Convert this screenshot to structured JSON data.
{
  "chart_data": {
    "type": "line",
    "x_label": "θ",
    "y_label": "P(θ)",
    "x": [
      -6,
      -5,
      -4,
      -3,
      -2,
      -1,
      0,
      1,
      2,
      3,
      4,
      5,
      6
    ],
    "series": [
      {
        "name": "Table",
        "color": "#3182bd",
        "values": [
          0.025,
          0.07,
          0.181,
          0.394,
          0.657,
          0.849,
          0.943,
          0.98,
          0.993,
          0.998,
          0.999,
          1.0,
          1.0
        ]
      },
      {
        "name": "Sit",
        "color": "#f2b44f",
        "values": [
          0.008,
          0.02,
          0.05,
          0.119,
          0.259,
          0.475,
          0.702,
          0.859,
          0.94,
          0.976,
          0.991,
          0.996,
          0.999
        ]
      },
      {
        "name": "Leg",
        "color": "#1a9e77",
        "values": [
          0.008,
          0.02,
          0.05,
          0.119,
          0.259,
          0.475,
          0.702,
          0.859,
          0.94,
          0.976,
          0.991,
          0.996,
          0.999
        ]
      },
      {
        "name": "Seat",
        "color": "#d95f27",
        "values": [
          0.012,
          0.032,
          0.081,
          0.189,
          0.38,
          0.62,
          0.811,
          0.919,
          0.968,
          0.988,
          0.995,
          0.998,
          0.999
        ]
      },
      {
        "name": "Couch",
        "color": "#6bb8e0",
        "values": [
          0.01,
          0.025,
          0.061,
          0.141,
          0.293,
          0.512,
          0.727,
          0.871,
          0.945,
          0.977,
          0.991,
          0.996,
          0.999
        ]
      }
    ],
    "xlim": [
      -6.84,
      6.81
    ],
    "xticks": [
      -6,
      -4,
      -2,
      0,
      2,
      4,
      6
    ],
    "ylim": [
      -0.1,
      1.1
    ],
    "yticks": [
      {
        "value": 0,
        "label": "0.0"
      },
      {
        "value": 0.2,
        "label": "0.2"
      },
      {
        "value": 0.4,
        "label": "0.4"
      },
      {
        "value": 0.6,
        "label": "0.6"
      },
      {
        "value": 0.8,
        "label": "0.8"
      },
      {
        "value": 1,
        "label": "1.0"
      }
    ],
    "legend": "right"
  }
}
********
Review the material and copy each line in which the word "color" appears.

The solution:
        "color": "#3182bd",
        "color": "#f2b44f",
        "color": "#1a9e77",
        "color": "#d95f27",
        "color": "#6bb8e0",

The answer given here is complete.